_What you need to do_. Leave the pictures out. Return all other data exactly.

_Rows_.
---

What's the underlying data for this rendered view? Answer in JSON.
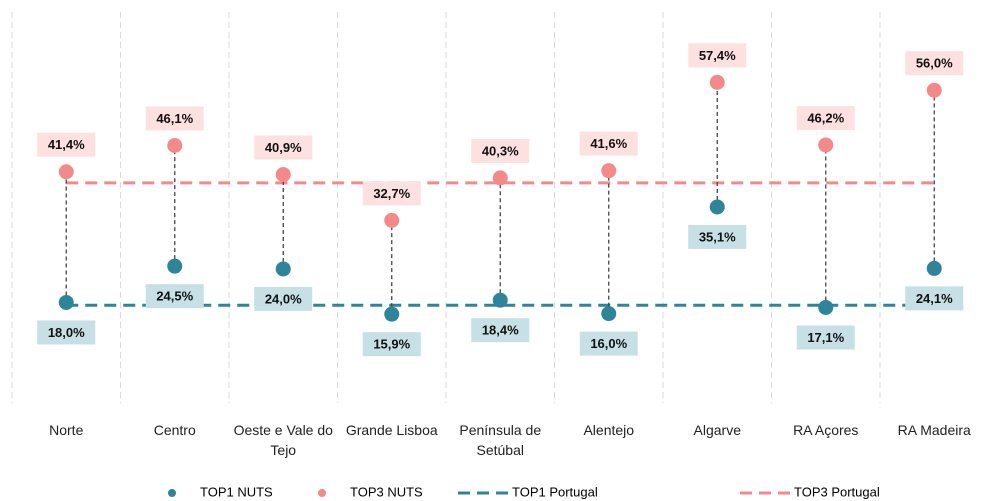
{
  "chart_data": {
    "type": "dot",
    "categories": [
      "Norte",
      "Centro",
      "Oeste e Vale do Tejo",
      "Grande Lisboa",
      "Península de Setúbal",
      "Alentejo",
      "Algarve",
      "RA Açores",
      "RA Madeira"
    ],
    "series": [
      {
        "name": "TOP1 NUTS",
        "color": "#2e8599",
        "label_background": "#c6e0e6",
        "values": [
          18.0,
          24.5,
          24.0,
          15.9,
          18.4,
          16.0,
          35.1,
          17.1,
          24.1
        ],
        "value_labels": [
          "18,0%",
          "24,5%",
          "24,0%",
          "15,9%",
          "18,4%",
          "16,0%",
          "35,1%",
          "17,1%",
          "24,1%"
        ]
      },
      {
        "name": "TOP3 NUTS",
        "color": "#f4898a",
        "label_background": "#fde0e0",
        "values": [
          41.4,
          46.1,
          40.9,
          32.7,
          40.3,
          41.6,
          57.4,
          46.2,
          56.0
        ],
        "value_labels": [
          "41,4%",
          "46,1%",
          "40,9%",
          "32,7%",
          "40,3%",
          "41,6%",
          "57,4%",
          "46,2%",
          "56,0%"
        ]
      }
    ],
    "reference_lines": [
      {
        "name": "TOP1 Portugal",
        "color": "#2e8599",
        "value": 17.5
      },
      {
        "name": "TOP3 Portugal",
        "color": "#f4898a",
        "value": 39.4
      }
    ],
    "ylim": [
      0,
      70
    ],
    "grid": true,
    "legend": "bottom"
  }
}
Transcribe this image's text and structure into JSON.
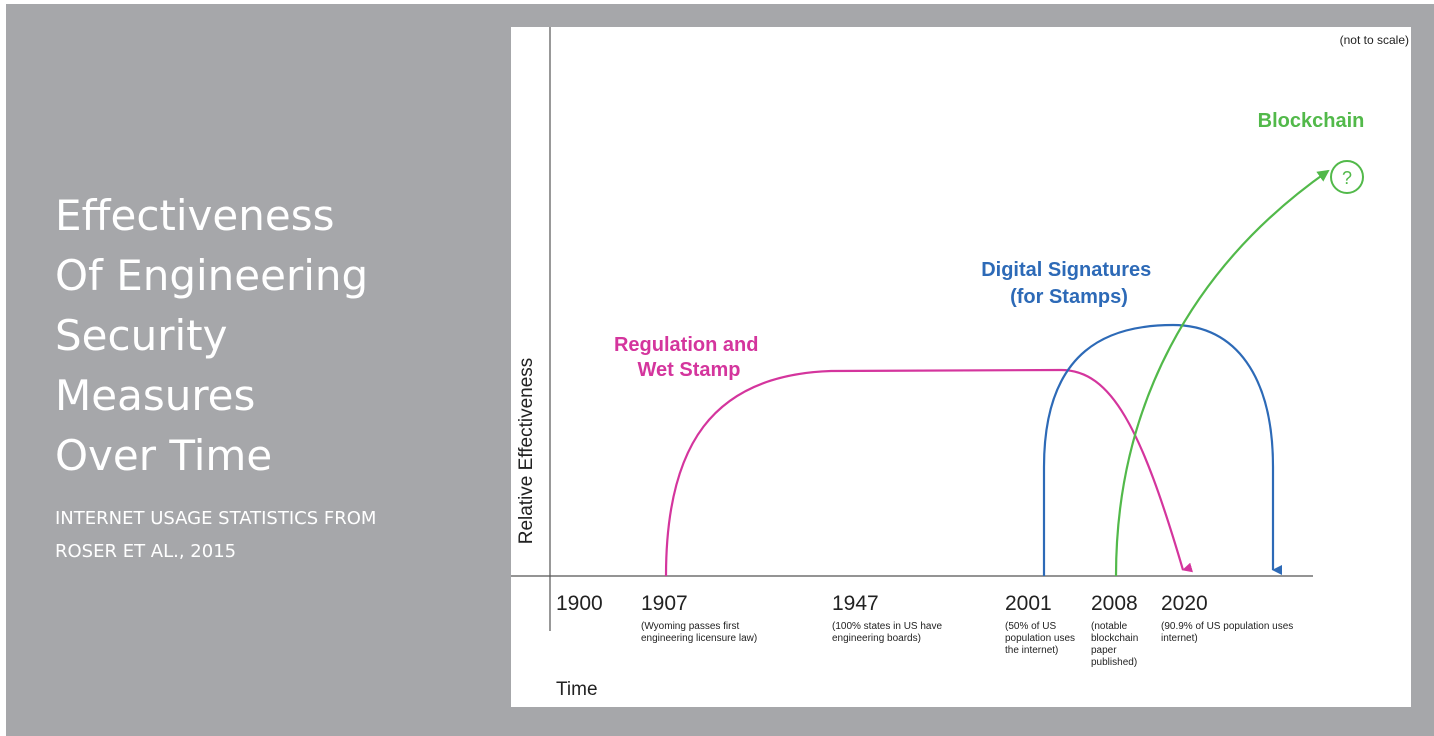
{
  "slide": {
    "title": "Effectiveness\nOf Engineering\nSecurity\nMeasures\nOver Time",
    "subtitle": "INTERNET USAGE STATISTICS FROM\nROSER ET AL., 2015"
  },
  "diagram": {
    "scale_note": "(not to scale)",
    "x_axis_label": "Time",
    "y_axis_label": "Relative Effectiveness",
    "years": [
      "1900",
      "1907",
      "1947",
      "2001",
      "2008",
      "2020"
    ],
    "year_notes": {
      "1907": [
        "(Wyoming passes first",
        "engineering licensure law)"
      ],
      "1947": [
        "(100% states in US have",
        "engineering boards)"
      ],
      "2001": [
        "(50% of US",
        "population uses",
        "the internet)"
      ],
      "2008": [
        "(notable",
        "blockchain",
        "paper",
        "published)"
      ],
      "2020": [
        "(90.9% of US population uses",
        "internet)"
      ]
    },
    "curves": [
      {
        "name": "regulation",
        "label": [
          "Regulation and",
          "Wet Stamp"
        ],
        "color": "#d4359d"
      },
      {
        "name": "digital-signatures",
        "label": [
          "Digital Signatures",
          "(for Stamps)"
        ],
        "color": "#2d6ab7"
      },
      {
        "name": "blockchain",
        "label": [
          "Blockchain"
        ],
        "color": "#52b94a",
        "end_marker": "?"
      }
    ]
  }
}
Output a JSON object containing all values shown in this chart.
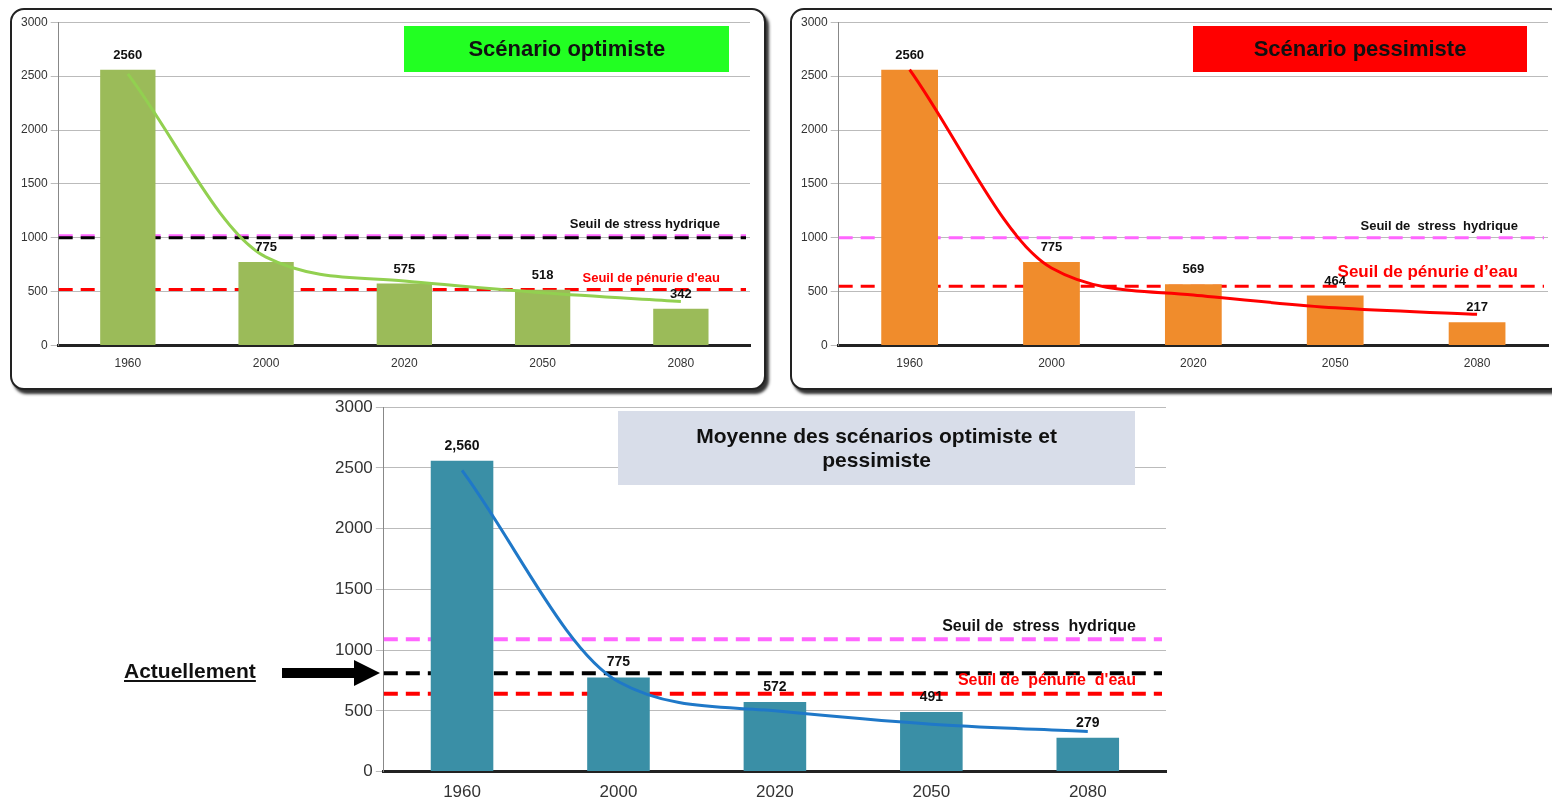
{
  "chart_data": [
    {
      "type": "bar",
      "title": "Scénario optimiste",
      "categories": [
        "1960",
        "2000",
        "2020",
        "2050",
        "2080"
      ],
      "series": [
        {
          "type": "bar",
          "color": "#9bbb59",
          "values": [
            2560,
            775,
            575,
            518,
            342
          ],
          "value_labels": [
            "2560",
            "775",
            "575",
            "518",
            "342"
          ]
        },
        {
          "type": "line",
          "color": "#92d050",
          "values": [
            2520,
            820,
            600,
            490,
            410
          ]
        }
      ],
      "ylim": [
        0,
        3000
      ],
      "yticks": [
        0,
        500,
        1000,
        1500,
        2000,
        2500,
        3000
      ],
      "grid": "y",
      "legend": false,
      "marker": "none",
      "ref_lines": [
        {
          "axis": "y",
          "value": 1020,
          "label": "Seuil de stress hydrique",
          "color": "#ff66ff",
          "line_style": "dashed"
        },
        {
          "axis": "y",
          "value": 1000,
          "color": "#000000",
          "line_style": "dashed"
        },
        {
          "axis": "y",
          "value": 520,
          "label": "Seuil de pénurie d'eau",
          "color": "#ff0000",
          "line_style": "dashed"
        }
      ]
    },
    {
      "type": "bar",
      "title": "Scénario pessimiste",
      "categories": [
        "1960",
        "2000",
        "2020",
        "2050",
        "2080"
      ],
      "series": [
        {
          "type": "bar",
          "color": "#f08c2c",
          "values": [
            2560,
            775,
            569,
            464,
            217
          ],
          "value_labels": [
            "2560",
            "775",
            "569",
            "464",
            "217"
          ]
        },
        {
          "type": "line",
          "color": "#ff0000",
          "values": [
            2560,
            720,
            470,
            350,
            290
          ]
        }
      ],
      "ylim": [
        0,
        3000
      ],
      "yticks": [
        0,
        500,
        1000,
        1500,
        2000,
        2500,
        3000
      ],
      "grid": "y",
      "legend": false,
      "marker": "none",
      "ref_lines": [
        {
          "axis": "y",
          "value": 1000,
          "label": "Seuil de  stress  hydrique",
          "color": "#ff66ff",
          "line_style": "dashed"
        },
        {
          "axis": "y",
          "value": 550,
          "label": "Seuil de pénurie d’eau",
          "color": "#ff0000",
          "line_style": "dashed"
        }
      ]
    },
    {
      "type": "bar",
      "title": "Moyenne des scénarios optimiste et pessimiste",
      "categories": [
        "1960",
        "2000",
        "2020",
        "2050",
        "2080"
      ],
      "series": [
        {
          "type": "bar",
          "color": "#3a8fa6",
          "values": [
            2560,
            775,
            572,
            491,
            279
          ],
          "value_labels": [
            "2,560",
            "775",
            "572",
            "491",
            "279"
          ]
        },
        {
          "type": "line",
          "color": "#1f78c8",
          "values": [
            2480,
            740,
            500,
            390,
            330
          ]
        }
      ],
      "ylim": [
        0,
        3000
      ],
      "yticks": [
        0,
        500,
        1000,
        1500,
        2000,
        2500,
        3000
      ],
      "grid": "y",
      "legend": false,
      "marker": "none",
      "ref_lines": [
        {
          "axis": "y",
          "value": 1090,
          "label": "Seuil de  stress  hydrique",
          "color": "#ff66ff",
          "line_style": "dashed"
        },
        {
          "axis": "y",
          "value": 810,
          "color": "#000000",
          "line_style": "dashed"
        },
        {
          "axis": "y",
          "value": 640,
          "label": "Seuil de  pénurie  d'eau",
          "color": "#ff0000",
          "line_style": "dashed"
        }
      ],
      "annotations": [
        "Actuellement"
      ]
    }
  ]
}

---

_Task result_.
What's the underlying data for this rendered view? Answer in JSON.
{
  "chart_data": {
    "type": "dot",
    "categories": [
      "Norte",
      "Centro",
      "Oeste e Vale do Tejo",
      "Grande Lisboa",
      "Península de Setúbal",
      "Alentejo",
      "Algarve",
      "RA Açores",
      "RA Madeira"
    ],
    "series": [
      {
        "name": "TOP1 NUTS",
        "color": "#2e8599",
        "label_background": "#c6e0e6",
        "values": [
          18.0,
          24.5,
          24.0,
          15.9,
          18.4,
          16.0,
          35.1,
          17.1,
          24.1
        ],
        "value_labels": [
          "18,0%",
          "24,5%",
          "24,0%",
          "15,9%",
          "18,4%",
          "16,0%",
          "35,1%",
          "17,1%",
          "24,1%"
        ]
      },
      {
        "name": "TOP3 NUTS",
        "color": "#f4898a",
        "label_background": "#fde0e0",
        "values": [
          41.4,
          46.1,
          40.9,
          32.7,
          40.3,
          41.6,
          57.4,
          46.2,
          56.0
        ],
        "value_labels": [
          "41,4%",
          "46,1%",
          "40,9%",
          "32,7%",
          "40,3%",
          "41,6%",
          "57,4%",
          "46,2%",
          "56,0%"
        ]
      }
    ],
    "reference_lines": [
      {
        "name": "TOP1 Portugal",
        "color": "#2e8599",
        "value": 17.5
      },
      {
        "name": "TOP3 Portugal",
        "color": "#f4898a",
        "value": 39.4
      }
    ],
    "ylim": [
      0,
      70
    ],
    "grid": true,
    "legend": "bottom"
  }
}
Transcribe this image's text and structure into JSON.
{
  "slide": {
    "title": "Effectiveness\nOf Engineering\nSecurity\nMeasures\nOver Time",
    "subtitle": "INTERNET USAGE STATISTICS FROM\nROSER ET AL., 2015"
  },
  "diagram": {
    "scale_note": "(not to scale)",
    "x_axis_label": "Time",
    "y_axis_label": "Relative Effectiveness",
    "years": [
      "1900",
      "1907",
      "1947",
      "2001",
      "2008",
      "2020"
    ],
    "year_notes": {
      "1907": [
        "(Wyoming passes first",
        "engineering licensure law)"
      ],
      "1947": [
        "(100% states in US have",
        "engineering boards)"
      ],
      "2001": [
        "(50% of US",
        "population uses",
        "the internet)"
      ],
      "2008": [
        "(notable",
        "blockchain",
        "paper",
        "published)"
      ],
      "2020": [
        "(90.9% of US population uses",
        "internet)"
      ]
    },
    "curves": [
      {
        "name": "regulation",
        "label": [
          "Regulation and",
          "Wet Stamp"
        ],
        "color": "#d4359d"
      },
      {
        "name": "digital-signatures",
        "label": [
          "Digital Signatures",
          "(for Stamps)"
        ],
        "color": "#2d6ab7"
      },
      {
        "name": "blockchain",
        "label": [
          "Blockchain"
        ],
        "color": "#52b94a",
        "end_marker": "?"
      }
    ]
  }
}
Output a JSON object containing all values shown in this chart.
{
  "chart_data": [
    {
      "type": "bar",
      "title": "Scénario optimiste",
      "categories": [
        "1960",
        "2000",
        "2020",
        "2050",
        "2080"
      ],
      "series": [
        {
          "type": "bar",
          "color": "#9bbb59",
          "values": [
            2560,
            775,
            575,
            518,
            342
          ],
          "value_labels": [
            "2560",
            "775",
            "575",
            "518",
            "342"
          ]
        },
        {
          "type": "line",
          "color": "#92d050",
          "values": [
            2520,
            820,
            600,
            490,
            410
          ]
        }
      ],
      "ylim": [
        0,
        3000
      ],
      "yticks": [
        0,
        500,
        1000,
        1500,
        2000,
        2500,
        3000
      ],
      "grid": "y",
      "legend": false,
      "marker": "none",
      "ref_lines": [
        {
          "axis": "y",
          "value": 1020,
          "label": "Seuil de stress hydrique",
          "color": "#ff66ff",
          "line_style": "dashed"
        },
        {
          "axis": "y",
          "value": 1000,
          "color": "#000000",
          "line_style": "dashed"
        },
        {
          "axis": "y",
          "value": 520,
          "label": "Seuil de pénurie d'eau",
          "color": "#ff0000",
          "line_style": "dashed"
        }
      ]
    },
    {
      "type": "bar",
      "title": "Scénario pessimiste",
      "categories": [
        "1960",
        "2000",
        "2020",
        "2050",
        "2080"
      ],
      "series": [
        {
          "type": "bar",
          "color": "#f08c2c",
          "values": [
            2560,
            775,
            569,
            464,
            217
          ],
          "value_labels": [
            "2560",
            "775",
            "569",
            "464",
            "217"
          ]
        },
        {
          "type": "line",
          "color": "#ff0000",
          "values": [
            2560,
            720,
            470,
            350,
            290
          ]
        }
      ],
      "ylim": [
        0,
        3000
      ],
      "yticks": [
        0,
        500,
        1000,
        1500,
        2000,
        2500,
        3000
      ],
      "grid": "y",
      "legend": false,
      "marker": "none",
      "ref_lines": [
        {
          "axis": "y",
          "value": 1000,
          "label": "Seuil de  stress  hydrique",
          "color": "#ff66ff",
          "line_style": "dashed"
        },
        {
          "axis": "y",
          "value": 550,
          "label": "Seuil de pénurie d’eau",
          "color": "#ff0000",
          "line_style": "dashed"
        }
      ]
    },
    {
      "type": "bar",
      "title": "Moyenne des scénarios optimiste et pessimiste",
      "categories": [
        "1960",
        "2000",
        "2020",
        "2050",
        "2080"
      ],
      "series": [
        {
          "type": "bar",
          "color": "#3a8fa6",
          "values": [
            2560,
            775,
            572,
            491,
            279
          ],
          "value_labels": [
            "2,560",
            "775",
            "572",
            "491",
            "279"
          ]
        },
        {
          "type": "line",
          "color": "#1f78c8",
          "values": [
            2480,
            740,
            500,
            390,
            330
          ]
        }
      ],
      "ylim": [
        0,
        3000
      ],
      "yticks": [
        0,
        500,
        1000,
        1500,
        2000,
        2500,
        3000
      ],
      "grid": "y",
      "legend": false,
      "marker": "none",
      "ref_lines": [
        {
          "axis": "y",
          "value": 1090,
          "label": "Seuil de  stress  hydrique",
          "color": "#ff66ff",
          "line_style": "dashed"
        },
        {
          "axis": "y",
          "value": 810,
          "color": "#000000",
          "line_style": "dashed"
        },
        {
          "axis": "y",
          "value": 640,
          "label": "Seuil de  pénurie  d'eau",
          "color": "#ff0000",
          "line_style": "dashed"
        }
      ],
      "annotations": [
        "Actuellement"
      ]
    }
  ]
}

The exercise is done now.